_What to do_. Please copy all the lines that follow, word for word.

— Begin Excerpted records —

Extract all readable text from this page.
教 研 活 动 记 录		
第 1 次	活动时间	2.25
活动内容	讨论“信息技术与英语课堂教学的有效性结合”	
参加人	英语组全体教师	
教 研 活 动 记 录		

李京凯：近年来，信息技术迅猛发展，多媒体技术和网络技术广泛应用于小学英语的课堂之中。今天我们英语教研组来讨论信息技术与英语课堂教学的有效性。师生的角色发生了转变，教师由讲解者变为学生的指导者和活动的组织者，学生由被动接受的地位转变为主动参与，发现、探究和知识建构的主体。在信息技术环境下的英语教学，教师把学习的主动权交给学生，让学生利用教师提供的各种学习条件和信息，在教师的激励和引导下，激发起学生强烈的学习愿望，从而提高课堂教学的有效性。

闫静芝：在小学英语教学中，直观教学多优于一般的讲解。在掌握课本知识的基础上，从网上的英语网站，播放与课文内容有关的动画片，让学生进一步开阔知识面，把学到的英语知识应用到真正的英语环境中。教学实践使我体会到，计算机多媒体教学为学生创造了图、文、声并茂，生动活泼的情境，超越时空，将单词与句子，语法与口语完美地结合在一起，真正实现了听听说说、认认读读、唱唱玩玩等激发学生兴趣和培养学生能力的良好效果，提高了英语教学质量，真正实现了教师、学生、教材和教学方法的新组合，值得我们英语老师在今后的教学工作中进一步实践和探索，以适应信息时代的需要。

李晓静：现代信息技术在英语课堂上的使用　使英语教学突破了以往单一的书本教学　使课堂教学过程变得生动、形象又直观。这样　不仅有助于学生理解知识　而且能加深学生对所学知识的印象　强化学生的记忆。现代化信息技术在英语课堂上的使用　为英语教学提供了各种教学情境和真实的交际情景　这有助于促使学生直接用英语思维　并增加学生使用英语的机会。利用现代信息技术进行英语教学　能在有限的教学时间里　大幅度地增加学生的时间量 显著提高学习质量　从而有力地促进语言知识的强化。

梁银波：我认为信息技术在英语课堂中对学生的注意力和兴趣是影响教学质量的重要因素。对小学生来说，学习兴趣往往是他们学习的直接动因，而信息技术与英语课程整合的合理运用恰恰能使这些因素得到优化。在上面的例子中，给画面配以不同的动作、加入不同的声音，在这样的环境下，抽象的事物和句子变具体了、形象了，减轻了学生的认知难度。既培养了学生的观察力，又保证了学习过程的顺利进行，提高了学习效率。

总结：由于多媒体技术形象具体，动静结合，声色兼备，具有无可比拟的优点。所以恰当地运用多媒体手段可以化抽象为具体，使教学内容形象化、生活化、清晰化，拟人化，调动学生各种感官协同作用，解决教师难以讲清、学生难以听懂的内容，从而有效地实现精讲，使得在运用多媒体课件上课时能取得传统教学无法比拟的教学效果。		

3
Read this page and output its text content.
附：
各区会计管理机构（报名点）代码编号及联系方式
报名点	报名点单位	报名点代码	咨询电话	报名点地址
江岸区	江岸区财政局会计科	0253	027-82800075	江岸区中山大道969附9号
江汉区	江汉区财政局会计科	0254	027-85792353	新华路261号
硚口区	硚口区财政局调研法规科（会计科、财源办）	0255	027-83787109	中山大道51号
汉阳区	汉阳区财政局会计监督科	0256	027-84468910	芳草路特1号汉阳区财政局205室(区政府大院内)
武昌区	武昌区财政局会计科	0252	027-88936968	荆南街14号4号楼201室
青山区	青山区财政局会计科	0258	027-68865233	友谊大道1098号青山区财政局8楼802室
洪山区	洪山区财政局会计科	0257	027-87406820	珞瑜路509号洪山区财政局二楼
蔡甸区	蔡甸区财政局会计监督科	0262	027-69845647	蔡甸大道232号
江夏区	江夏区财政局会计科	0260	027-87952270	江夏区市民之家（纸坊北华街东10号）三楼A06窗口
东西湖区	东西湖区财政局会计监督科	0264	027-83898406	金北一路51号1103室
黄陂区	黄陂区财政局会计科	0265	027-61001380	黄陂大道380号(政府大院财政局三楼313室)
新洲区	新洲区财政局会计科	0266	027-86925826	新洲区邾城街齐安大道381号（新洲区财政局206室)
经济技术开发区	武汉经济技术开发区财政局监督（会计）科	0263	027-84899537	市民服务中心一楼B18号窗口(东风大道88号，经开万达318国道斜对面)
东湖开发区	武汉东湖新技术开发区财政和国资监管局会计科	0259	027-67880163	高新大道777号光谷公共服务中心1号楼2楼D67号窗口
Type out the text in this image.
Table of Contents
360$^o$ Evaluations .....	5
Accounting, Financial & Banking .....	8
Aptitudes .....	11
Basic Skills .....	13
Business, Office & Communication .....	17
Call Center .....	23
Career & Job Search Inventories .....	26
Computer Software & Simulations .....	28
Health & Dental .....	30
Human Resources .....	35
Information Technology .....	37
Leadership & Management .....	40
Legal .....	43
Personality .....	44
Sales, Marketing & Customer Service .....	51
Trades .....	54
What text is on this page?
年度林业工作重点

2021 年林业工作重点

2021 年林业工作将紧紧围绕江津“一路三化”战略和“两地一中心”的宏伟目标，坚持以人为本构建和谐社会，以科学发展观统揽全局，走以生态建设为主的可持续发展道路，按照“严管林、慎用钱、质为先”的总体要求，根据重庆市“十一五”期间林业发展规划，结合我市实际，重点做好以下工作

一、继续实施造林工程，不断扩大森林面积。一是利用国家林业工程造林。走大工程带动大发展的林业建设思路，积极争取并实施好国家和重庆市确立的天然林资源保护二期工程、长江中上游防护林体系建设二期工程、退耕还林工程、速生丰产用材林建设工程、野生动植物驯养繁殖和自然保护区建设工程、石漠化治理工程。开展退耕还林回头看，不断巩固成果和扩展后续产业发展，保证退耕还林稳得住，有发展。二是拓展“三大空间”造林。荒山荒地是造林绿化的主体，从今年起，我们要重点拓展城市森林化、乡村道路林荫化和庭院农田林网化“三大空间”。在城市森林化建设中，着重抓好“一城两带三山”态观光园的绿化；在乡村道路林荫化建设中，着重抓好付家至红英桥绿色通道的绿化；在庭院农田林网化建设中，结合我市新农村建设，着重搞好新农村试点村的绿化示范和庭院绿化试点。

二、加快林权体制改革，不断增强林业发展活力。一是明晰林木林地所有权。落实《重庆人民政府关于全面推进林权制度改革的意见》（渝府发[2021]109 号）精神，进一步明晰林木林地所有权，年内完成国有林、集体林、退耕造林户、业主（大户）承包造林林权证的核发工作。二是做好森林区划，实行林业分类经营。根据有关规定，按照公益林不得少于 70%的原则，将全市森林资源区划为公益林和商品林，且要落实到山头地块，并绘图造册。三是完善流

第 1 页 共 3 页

— End Excerpted records —

_Complete answer_.
Extract all readable text from this page.
教 研 活 动 记 录		
第 1 次	活动时间	2.25
活动内容	讨论“信息技术与英语课堂教学的有效性结合”	
参加人	英语组全体教师	
教 研 活 动 记 录		

李京凯：近年来，信息技术迅猛发展，多媒体技术和网络技术广泛应用于小学英语的课堂之中。今天我们英语教研组来讨论信息技术与英语课堂教学的有效性。师生的角色发生了转变，教师由讲解者变为学生的指导者和活动的组织者，学生由被动接受的地位转变为主动参与，发现、探究和知识建构的主体。在信息技术环境下的英语教学，教师把学习的主动权交给学生，让学生利用教师提供的各种学习条件和信息，在教师的激励和引导下，激发起学生强烈的学习愿望，从而提高课堂教学的有效性。

闫静芝：在小学英语教学中，直观教学多优于一般的讲解。在掌握课本知识的基础上，从网上的英语网站，播放与课文内容有关的动画片，让学生进一步开阔知识面，把学到的英语知识应用到真正的英语环境中。教学实践使我体会到，计算机多媒体教学为学生创造了图、文、声并茂，生动活泼的情境，超越时空，将单词与句子，语法与口语完美地结合在一起，真正实现了听听说说、认认读读、唱唱玩玩等激发学生兴趣和培养学生能力的良好效果，提高了英语教学质量，真正实现了教师、学生、教材和教学方法的新组合，值得我们英语老师在今后的教学工作中进一步实践和探索，以适应信息时代的需要。

李晓静：现代信息技术在英语课堂上的使用　使英语教学突破了以往单一的书本教学　使课堂教学过程变得生动、形象又直观。这样　不仅有助于学生理解知识　而且能加深学生对所学知识的印象　强化学生的记忆。现代化信息技术在英语课堂上的使用　为英语教学提供了各种教学情境和真实的交际情景　这有助于促使学生直接用英语思维　并增加学生使用英语的机会。利用现代信息技术进行英语教学　能在有限的教学时间里　大幅度地增加学生的时间量 显著提高学习质量　从而有力地促进语言知识的强化。

梁银波：我认为信息技术在英语课堂中对学生的注意力和兴趣是影响教学质量的重要因素。对小学生来说，学习兴趣往往是他们学习的直接动因，而信息技术与英语课程整合的合理运用恰恰能使这些因素得到优化。在上面的例子中，给画面配以不同的动作、加入不同的声音，在这样的环境下，抽象的事物和句子变具体了、形象了，减轻了学生的认知难度。既培养了学生的观察力，又保证了学习过程的顺利进行，提高了学习效率。

总结：由于多媒体技术形象具体，动静结合，声色兼备，具有无可比拟的优点。所以恰当地运用多媒体手段可以化抽象为具体，使教学内容形象化、生活化、清晰化，拟人化，调动学生各种感官协同作用，解决教师难以讲清、学生难以听懂的内容，从而有效地实现精讲，使得在运用多媒体课件上课时能取得传统教学无法比拟的教学效果。		

3
Read this page and output its text content.
附：
各区会计管理机构（报名点）代码编号及联系方式
报名点	报名点单位	报名点代码	咨询电话	报名点地址
江岸区	江岸区财政局会计科	0253	027-82800075	江岸区中山大道969附9号
江汉区	江汉区财政局会计科	0254	027-85792353	新华路261号
硚口区	硚口区财政局调研法规科（会计科、财源办）	0255	027-83787109	中山大道51号
汉阳区	汉阳区财政局会计监督科	0256	027-84468910	芳草路特1号汉阳区财政局205室(区政府大院内)
武昌区	武昌区财政局会计科	0252	027-88936968	荆南街14号4号楼201室
青山区	青山区财政局会计科	0258	027-68865233	友谊大道1098号青山区财政局8楼802室
洪山区	洪山区财政局会计科	0257	027-87406820	珞瑜路509号洪山区财政局二楼
蔡甸区	蔡甸区财政局会计监督科	0262	027-69845647	蔡甸大道232号
江夏区	江夏区财政局会计科	0260	027-87952270	江夏区市民之家（纸坊北华街东10号）三楼A06窗口
东西湖区	东西湖区财政局会计监督科	0264	027-83898406	金北一路51号1103室
黄陂区	黄陂区财政局会计科	0265	027-61001380	黄陂大道380号(政府大院财政局三楼313室)
新洲区	新洲区财政局会计科	0266	027-86925826	新洲区邾城街齐安大道381号（新洲区财政局206室)
经济技术开发区	武汉经济技术开发区财政局监督（会计）科	0263	027-84899537	市民服务中心一楼B18号窗口(东风大道88号，经开万达318国道斜对面)
东湖开发区	武汉东湖新技术开发区财政和国资监管局会计科	0259	027-67880163	高新大道777号光谷公共服务中心1号楼2楼D67号窗口
Type out the text in this image.
Table of Contents
360$^o$ Evaluations .....	5
Accounting, Financial & Banking .....	8
Aptitudes .....	11
Basic Skills .....	13
Business, Office & Communication .....	17
Call Center .....	23
Career & Job Search Inventories .....	26
Computer Software & Simulations .....	28
Health & Dental .....	30
Human Resources .....	35
Information Technology .....	37
Leadership & Management .....	40
Legal .....	43
Personality .....	44
Sales, Marketing & Customer Service .....	51
Trades .....	54
What text is on this page?
年度林业工作重点

2021 年林业工作重点

2021 年林业工作将紧紧围绕江津“一路三化”战略和“两地一中心”的宏伟目标，坚持以人为本构建和谐社会，以科学发展观统揽全局，走以生态建设为主的可持续发展道路，按照“严管林、慎用钱、质为先”的总体要求，根据重庆市“十一五”期间林业发展规划，结合我市实际，重点做好以下工作

一、继续实施造林工程，不断扩大森林面积。一是利用国家林业工程造林。走大工程带动大发展的林业建设思路，积极争取并实施好国家和重庆市确立的天然林资源保护二期工程、长江中上游防护林体系建设二期工程、退耕还林工程、速生丰产用材林建设工程、野生动植物驯养繁殖和自然保护区建设工程、石漠化治理工程。开展退耕还林回头看，不断巩固成果和扩展后续产业发展，保证退耕还林稳得住，有发展。二是拓展“三大空间”造林。荒山荒地是造林绿化的主体，从今年起，我们要重点拓展城市森林化、乡村道路林荫化和庭院农田林网化“三大空间”。在城市森林化建设中，着重抓好“一城两带三山”态观光园的绿化；在乡村道路林荫化建设中，着重抓好付家至红英桥绿色通道的绿化；在庭院农田林网化建设中，结合我市新农村建设，着重搞好新农村试点村的绿化示范和庭院绿化试点。

二、加快林权体制改革，不断增强林业发展活力。一是明晰林木林地所有权。落实《重庆人民政府关于全面推进林权制度改革的意见》（渝府发[2021]109 号）精神，进一步明晰林木林地所有权，年内完成国有林、集体林、退耕造林户、业主（大户）承包造林林权证的核发工作。二是做好森林区划，实行林业分类经营。根据有关规定，按照公益林不得少于 70%的原则，将全市森林资源区划为公益林和商品林，且要落实到山头地块，并绘图造册。三是完善流

第 1 页 共 3 页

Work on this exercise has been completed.